**Work instructions**
Can you print the data exactly and leave out each image?

□ □ □ □

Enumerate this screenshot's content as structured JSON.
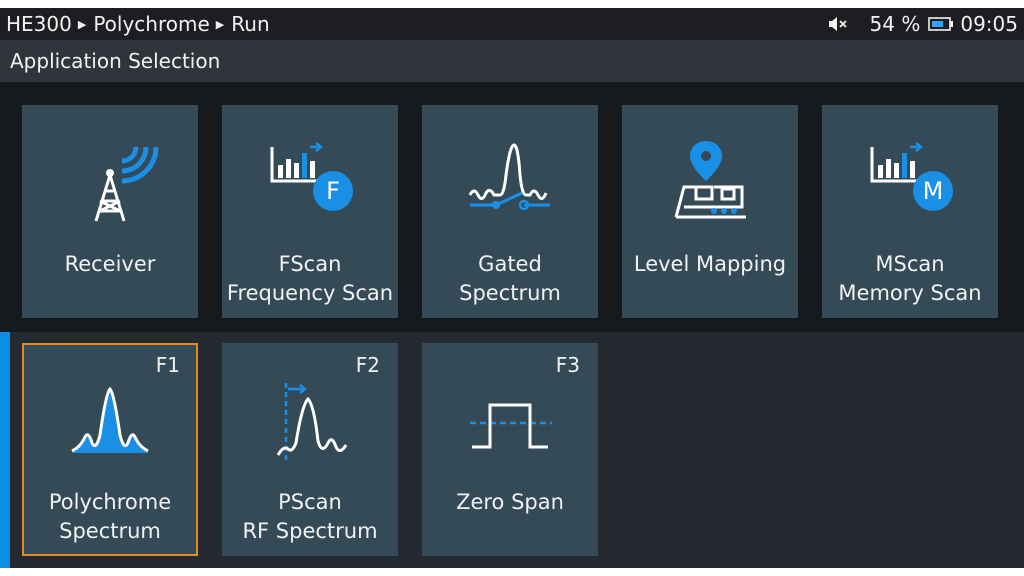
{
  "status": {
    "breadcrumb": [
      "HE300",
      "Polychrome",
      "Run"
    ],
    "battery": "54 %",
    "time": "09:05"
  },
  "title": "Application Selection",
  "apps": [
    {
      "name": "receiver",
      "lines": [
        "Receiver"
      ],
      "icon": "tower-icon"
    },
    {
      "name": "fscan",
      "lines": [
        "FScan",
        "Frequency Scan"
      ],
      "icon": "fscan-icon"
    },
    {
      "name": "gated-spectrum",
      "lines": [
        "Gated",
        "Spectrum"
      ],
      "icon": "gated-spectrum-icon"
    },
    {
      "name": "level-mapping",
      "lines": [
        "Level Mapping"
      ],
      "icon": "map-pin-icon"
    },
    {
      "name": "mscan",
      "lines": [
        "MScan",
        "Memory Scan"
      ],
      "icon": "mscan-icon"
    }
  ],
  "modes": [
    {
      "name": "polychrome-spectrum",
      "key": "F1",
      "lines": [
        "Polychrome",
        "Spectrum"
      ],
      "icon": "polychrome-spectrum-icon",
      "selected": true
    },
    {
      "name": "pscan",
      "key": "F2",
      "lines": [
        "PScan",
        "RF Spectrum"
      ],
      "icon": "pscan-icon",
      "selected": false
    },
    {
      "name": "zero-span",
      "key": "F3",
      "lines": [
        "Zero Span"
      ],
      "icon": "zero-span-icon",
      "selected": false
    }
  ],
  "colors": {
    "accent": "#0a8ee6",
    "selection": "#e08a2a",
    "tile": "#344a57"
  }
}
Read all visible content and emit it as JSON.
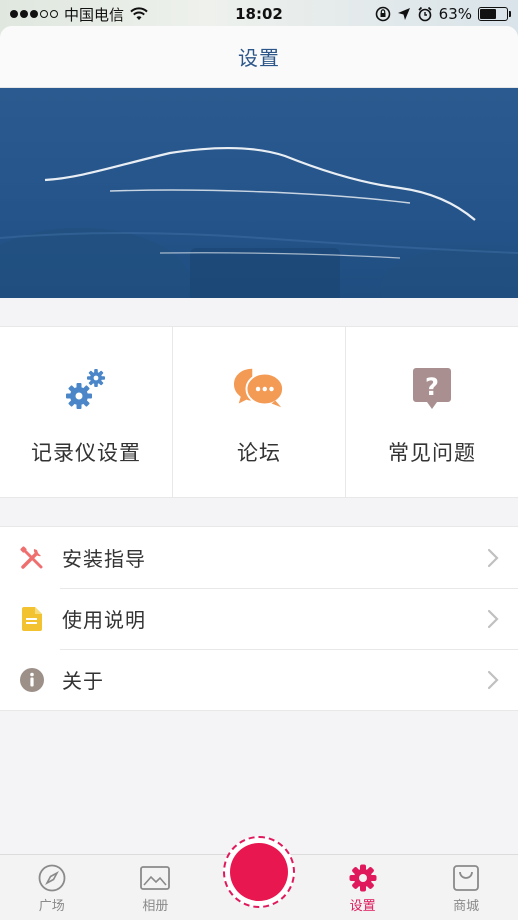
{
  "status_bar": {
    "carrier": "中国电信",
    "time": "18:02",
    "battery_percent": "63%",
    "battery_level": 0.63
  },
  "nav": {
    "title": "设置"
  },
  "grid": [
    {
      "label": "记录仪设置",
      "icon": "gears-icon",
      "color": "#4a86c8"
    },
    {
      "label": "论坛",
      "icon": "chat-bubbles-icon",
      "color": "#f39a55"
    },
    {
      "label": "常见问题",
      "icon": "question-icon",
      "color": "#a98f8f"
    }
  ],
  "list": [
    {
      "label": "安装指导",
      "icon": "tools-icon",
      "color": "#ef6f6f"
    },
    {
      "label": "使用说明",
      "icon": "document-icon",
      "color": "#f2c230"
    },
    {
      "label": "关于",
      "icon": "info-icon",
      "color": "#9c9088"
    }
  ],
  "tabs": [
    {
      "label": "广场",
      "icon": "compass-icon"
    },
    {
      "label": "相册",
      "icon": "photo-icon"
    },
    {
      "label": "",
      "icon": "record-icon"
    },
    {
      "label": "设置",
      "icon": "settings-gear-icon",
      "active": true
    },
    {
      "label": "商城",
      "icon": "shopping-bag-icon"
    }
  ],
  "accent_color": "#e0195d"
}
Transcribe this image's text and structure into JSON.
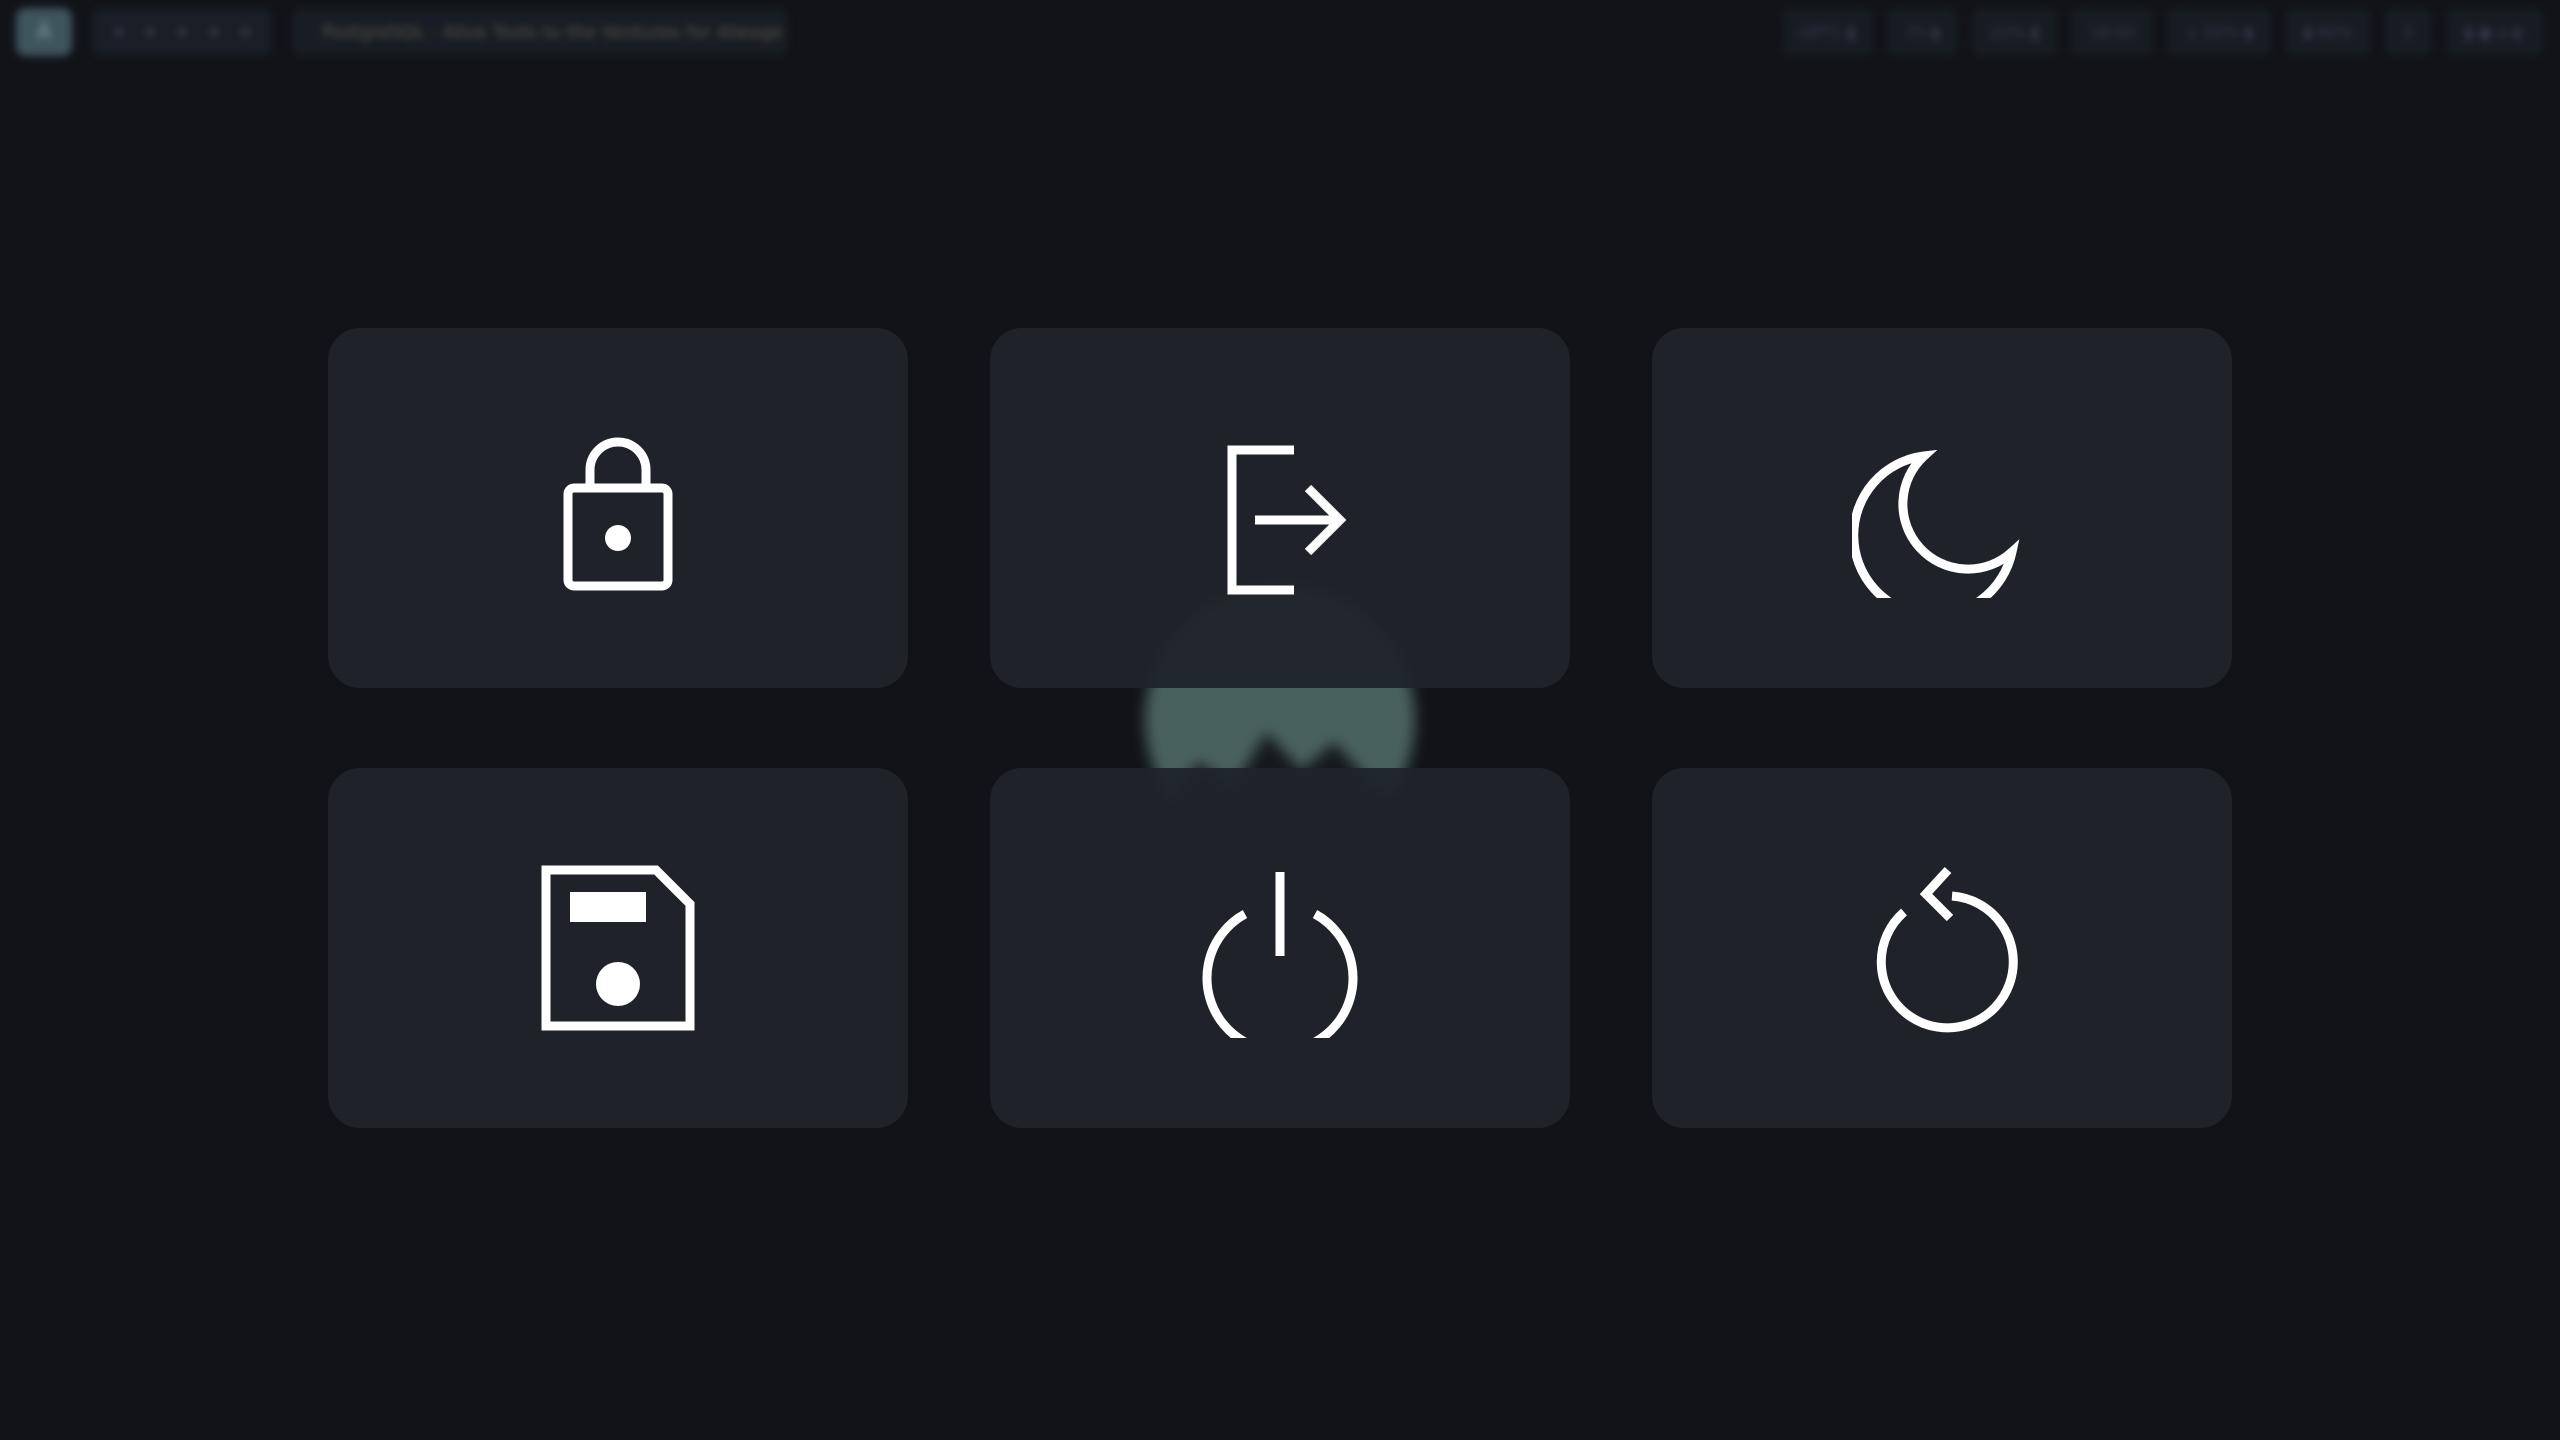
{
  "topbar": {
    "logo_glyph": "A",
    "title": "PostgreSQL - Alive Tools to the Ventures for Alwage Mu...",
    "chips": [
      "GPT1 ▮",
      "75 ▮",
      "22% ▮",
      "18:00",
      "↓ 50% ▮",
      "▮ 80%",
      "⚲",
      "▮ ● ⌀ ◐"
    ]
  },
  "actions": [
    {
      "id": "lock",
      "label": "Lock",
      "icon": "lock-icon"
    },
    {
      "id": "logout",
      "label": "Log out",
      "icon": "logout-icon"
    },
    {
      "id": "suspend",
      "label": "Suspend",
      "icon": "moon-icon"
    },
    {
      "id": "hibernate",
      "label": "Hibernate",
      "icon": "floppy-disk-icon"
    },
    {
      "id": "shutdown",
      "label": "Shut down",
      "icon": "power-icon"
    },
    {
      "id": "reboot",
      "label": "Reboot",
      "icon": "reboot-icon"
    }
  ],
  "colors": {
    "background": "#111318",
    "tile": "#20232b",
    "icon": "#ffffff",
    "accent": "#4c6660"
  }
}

□ □ □ □

**Finished answer**
Enumerate this screenshot's content as structured JSON.
{
  "status": {
    "breadcrumb": [
      "HE300",
      "Polychrome",
      "Run"
    ],
    "battery": "54 %",
    "time": "09:05"
  },
  "title": "Application Selection",
  "apps": [
    {
      "name": "receiver",
      "lines": [
        "Receiver"
      ],
      "icon": "tower-icon"
    },
    {
      "name": "fscan",
      "lines": [
        "FScan",
        "Frequency Scan"
      ],
      "icon": "fscan-icon"
    },
    {
      "name": "gated-spectrum",
      "lines": [
        "Gated",
        "Spectrum"
      ],
      "icon": "gated-spectrum-icon"
    },
    {
      "name": "level-mapping",
      "lines": [
        "Level Mapping"
      ],
      "icon": "map-pin-icon"
    },
    {
      "name": "mscan",
      "lines": [
        "MScan",
        "Memory Scan"
      ],
      "icon": "mscan-icon"
    }
  ],
  "modes": [
    {
      "name": "polychrome-spectrum",
      "key": "F1",
      "lines": [
        "Polychrome",
        "Spectrum"
      ],
      "icon": "polychrome-spectrum-icon",
      "selected": true
    },
    {
      "name": "pscan",
      "key": "F2",
      "lines": [
        "PScan",
        "RF Spectrum"
      ],
      "icon": "pscan-icon",
      "selected": false
    },
    {
      "name": "zero-span",
      "key": "F3",
      "lines": [
        "Zero Span"
      ],
      "icon": "zero-span-icon",
      "selected": false
    }
  ],
  "colors": {
    "accent": "#0a8ee6",
    "selection": "#e08a2a",
    "tile": "#344a57"
  }
}
Read all visible content and emit it as JSON.
{
  "status_bar": {
    "carrier": "中国电信",
    "time": "18:02",
    "battery_percent": "63%",
    "battery_level": 0.63
  },
  "nav": {
    "title": "设置"
  },
  "grid": [
    {
      "label": "记录仪设置",
      "icon": "gears-icon",
      "color": "#4a86c8"
    },
    {
      "label": "论坛",
      "icon": "chat-bubbles-icon",
      "color": "#f39a55"
    },
    {
      "label": "常见问题",
      "icon": "question-icon",
      "color": "#a98f8f"
    }
  ],
  "list": [
    {
      "label": "安装指导",
      "icon": "tools-icon",
      "color": "#ef6f6f"
    },
    {
      "label": "使用说明",
      "icon": "document-icon",
      "color": "#f2c230"
    },
    {
      "label": "关于",
      "icon": "info-icon",
      "color": "#9c9088"
    }
  ],
  "tabs": [
    {
      "label": "广场",
      "icon": "compass-icon"
    },
    {
      "label": "相册",
      "icon": "photo-icon"
    },
    {
      "label": "",
      "icon": "record-icon"
    },
    {
      "label": "设置",
      "icon": "settings-gear-icon",
      "active": true
    },
    {
      "label": "商城",
      "icon": "shopping-bag-icon"
    }
  ],
  "accent_color": "#e0195d"
}
Transcribe this image's text and structure into JSON.
{
  "topbar": {
    "logo_glyph": "A",
    "title": "PostgreSQL - Alive Tools to the Ventures for Alwage Mu...",
    "chips": [
      "GPT1 ▮",
      "75 ▮",
      "22% ▮",
      "18:00",
      "↓ 50% ▮",
      "▮ 80%",
      "⚲",
      "▮ ● ⌀ ◐"
    ]
  },
  "actions": [
    {
      "id": "lock",
      "label": "Lock",
      "icon": "lock-icon"
    },
    {
      "id": "logout",
      "label": "Log out",
      "icon": "logout-icon"
    },
    {
      "id": "suspend",
      "label": "Suspend",
      "icon": "moon-icon"
    },
    {
      "id": "hibernate",
      "label": "Hibernate",
      "icon": "floppy-disk-icon"
    },
    {
      "id": "shutdown",
      "label": "Shut down",
      "icon": "power-icon"
    },
    {
      "id": "reboot",
      "label": "Reboot",
      "icon": "reboot-icon"
    }
  ],
  "colors": {
    "background": "#111318",
    "tile": "#20232b",
    "icon": "#ffffff",
    "accent": "#4c6660"
  }
}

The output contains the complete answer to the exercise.